▶ _ENTRIES_
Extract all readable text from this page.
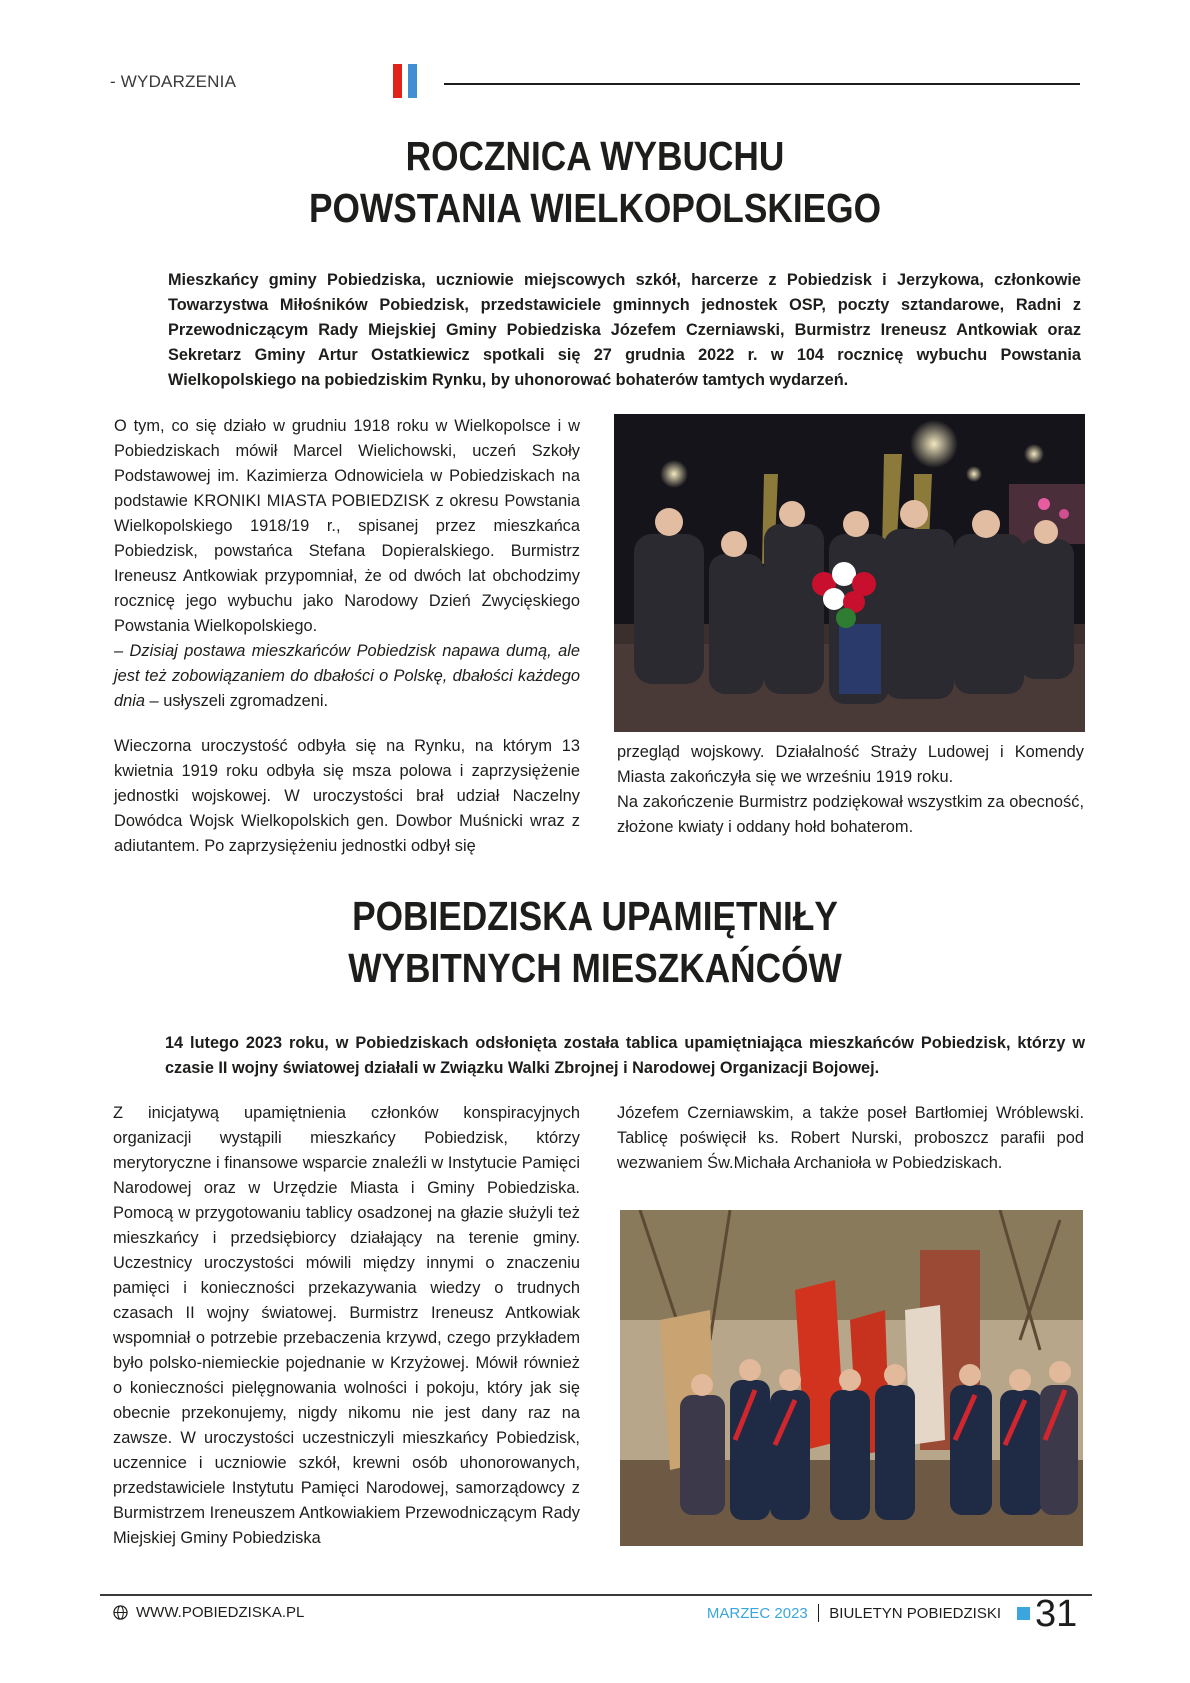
- WYDARZENIA
ROCZNICA WYBUCHU
POWSTANIA WIELKOPOLSKIEGO

Mieszkańcy gminy Pobiedziska, uczniowie miejscowych szkół, harcerze z Pobiedzisk i Jerzykowa, członkowie Towarzystwa Miłośników Pobiedzisk, przedstawiciele gminnych jednostek OSP, poczty sztandarowe, Radni z Przewodniczącym Rady Miejskiej Gminy Pobiedziska Józefem Czerniawski, Burmistrz Ireneusz Antkowiak oraz Sekretarz Gminy Artur Ostatkiewicz spotkali się 27 grudnia 2022 r. w 104 rocznicę wybuchu Powstania Wielkopolskiego na pobiedziskim Rynku, by uhonorować bohaterów tamtych wydarzeń.

O tym, co się działo w grudniu 1918 roku w Wielkopolsce i w Pobiedziskach mówił Marcel Wielichowski, uczeń Szkoły Podstawowej im. Kazimierza Odnowiciela w Pobiedziskach na podstawie KRONIKI MIASTA POBIEDZISK z okresu Powstania Wielkopolskiego 1918/19 r., spisanej przez mieszkańca Pobiedzisk, powstańca Stefana Dopieralskiego. Burmistrz Ireneusz Antkowiak przypomniał, że od dwóch lat obchodzimy rocznicę jego wybuchu jako Narodowy Dzień Zwycięskiego Powstania Wielkopolskiego.

– Dzisiaj postawa mieszkańców Pobiedzisk napawa dumą, ale jest też zobowiązaniem do dbałości o Polskę, dbałości każdego dnia – usłyszeli zgromadzeni.

Wieczorna uroczystość odbyła się na Rynku, na którym 13 kwietnia 1919 roku odbyła się msza polowa i zaprzysiężenie jednostki wojskowej. W uroczystości brał udział Naczelny Dowódca Wojsk Wielkopolskich gen. Dowbor Muśnicki wraz z adiutantem. Po zaprzysiężeniu jednostki odbył się

przegląd wojskowy. Działalność Straży Ludowej i Komendy Miasta zakończyła się we wrześniu 1919 roku.

Na zakończenie Burmistrz podziękował wszystkim za obecność, złożone kwiaty i oddany hołd bohaterom.

POBIEDZISKA UPAMIĘTNIŁY
WYBITNYCH MIESZKAŃCÓW

14 lutego 2023 roku, w Pobiedziskach odsłonięta została tablica upamiętniająca mieszkańców Pobiedzisk, którzy w czasie II wojny światowej działali w Związku Walki Zbrojnej i Narodowej Organizacji Bojowej.

Z inicjatywą upamiętnienia członków konspiracyjnych organizacji wystąpili mieszkańcy Pobiedzisk, którzy merytoryczne i finansowe wsparcie znaleźli w Instytucie Pamięci Narodowej oraz w Urzędzie Miasta i Gminy Pobiedziska. Pomocą w przygotowaniu tablicy osadzonej na głazie służyli też mieszkańcy i przedsiębiorcy działający na terenie gminy. Uczestnicy uroczystości mówili między innymi o znaczeniu pamięci i konieczności przekazywania wiedzy o trudnych czasach II wojny światowej. Burmistrz Ireneusz Antkowiak wspomniał o potrzebie przebaczenia krzywd, czego przykładem było polsko-niemieckie pojednanie w Krzyżowej. Mówił również o konieczności pielęgnowania wolności i pokoju, który jak się obecnie przekonujemy, nigdy nikomu nie jest dany raz na zawsze. W uroczystości uczestniczyli mieszkańcy Pobiedzisk, uczennice i uczniowie szkół, krewni osób uhonorowanych, przedstawiciele Instytutu Pamięci Narodowej, samorządowcy z Burmistrzem Ireneuszem Antkowiakiem Przewodniczącym Rady Miejskiej Gminy Pobiedziska

Józefem Czerniawskim, a także poseł Bartłomiej Wróblewski. Tablicę poświęcił ks. Robert Nurski, proboszcz parafii pod wezwaniem Św.Michała Archanioła w Pobiedziskach.

WWW.POBIEDZISKA.PL	MARZEC 2023 BIULETYN POBIEDZISKI 31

▶ _WHAT YOU SHOULD DO_
Please write out all the data again word for word, but not the pictures.

▶ _RIGHT ANSWER_
Extract all readable text from this page.
- WYDARZENIA
ROCZNICA WYBUCHU
POWSTANIA WIELKOPOLSKIEGO

Mieszkańcy gminy Pobiedziska, uczniowie miejscowych szkół, harcerze z Pobiedzisk i Jerzykowa, członkowie Towarzystwa Miłośników Pobiedzisk, przedstawiciele gminnych jednostek OSP, poczty sztandarowe, Radni z Przewodniczącym Rady Miejskiej Gminy Pobiedziska Józefem Czerniawski, Burmistrz Ireneusz Antkowiak oraz Sekretarz Gminy Artur Ostatkiewicz spotkali się 27 grudnia 2022 r. w 104 rocznicę wybuchu Powstania Wielkopolskiego na pobiedziskim Rynku, by uhonorować bohaterów tamtych wydarzeń.

O tym, co się działo w grudniu 1918 roku w Wielkopolsce i w Pobiedziskach mówił Marcel Wielichowski, uczeń Szkoły Podstawowej im. Kazimierza Odnowiciela w Pobiedziskach na podstawie KRONIKI MIASTA POBIEDZISK z okresu Powstania Wielkopolskiego 1918/19 r., spisanej przez mieszkańca Pobiedzisk, powstańca Stefana Dopieralskiego. Burmistrz Ireneusz Antkowiak przypomniał, że od dwóch lat obchodzimy rocznicę jego wybuchu jako Narodowy Dzień Zwycięskiego Powstania Wielkopolskiego.

– Dzisiaj postawa mieszkańców Pobiedzisk napawa dumą, ale jest też zobowiązaniem do dbałości o Polskę, dbałości każdego dnia – usłyszeli zgromadzeni.

Wieczorna uroczystość odbyła się na Rynku, na którym 13 kwietnia 1919 roku odbyła się msza polowa i zaprzysiężenie jednostki wojskowej. W uroczystości brał udział Naczelny Dowódca Wojsk Wielkopolskich gen. Dowbor Muśnicki wraz z adiutantem. Po zaprzysiężeniu jednostki odbył się

przegląd wojskowy. Działalność Straży Ludowej i Komendy Miasta zakończyła się we wrześniu 1919 roku.

Na zakończenie Burmistrz podziękował wszystkim za obecność, złożone kwiaty i oddany hołd bohaterom.

POBIEDZISKA UPAMIĘTNIŁY
WYBITNYCH MIESZKAŃCÓW

14 lutego 2023 roku, w Pobiedziskach odsłonięta została tablica upamiętniająca mieszkańców Pobiedzisk, którzy w czasie II wojny światowej działali w Związku Walki Zbrojnej i Narodowej Organizacji Bojowej.

Z inicjatywą upamiętnienia członków konspiracyjnych organizacji wystąpili mieszkańcy Pobiedzisk, którzy merytoryczne i finansowe wsparcie znaleźli w Instytucie Pamięci Narodowej oraz w Urzędzie Miasta i Gminy Pobiedziska. Pomocą w przygotowaniu tablicy osadzonej na głazie służyli też mieszkańcy i przedsiębiorcy działający na terenie gminy. Uczestnicy uroczystości mówili między innymi o znaczeniu pamięci i konieczności przekazywania wiedzy o trudnych czasach II wojny światowej. Burmistrz Ireneusz Antkowiak wspomniał o potrzebie przebaczenia krzywd, czego przykładem było polsko-niemieckie pojednanie w Krzyżowej. Mówił również o konieczności pielęgnowania wolności i pokoju, który jak się obecnie przekonujemy, nigdy nikomu nie jest dany raz na zawsze. W uroczystości uczestniczyli mieszkańcy Pobiedzisk, uczennice i uczniowie szkół, krewni osób uhonorowanych, przedstawiciele Instytutu Pamięci Narodowej, samorządowcy z Burmistrzem Ireneuszem Antkowiakiem Przewodniczącym Rady Miejskiej Gminy Pobiedziska

Józefem Czerniawskim, a także poseł Bartłomiej Wróblewski. Tablicę poświęcił ks. Robert Nurski, proboszcz parafii pod wezwaniem Św.Michała Archanioła w Pobiedziskach.

WWW.POBIEDZISKA.PL	MARZEC 2023 BIULETYN POBIEDZISKI 31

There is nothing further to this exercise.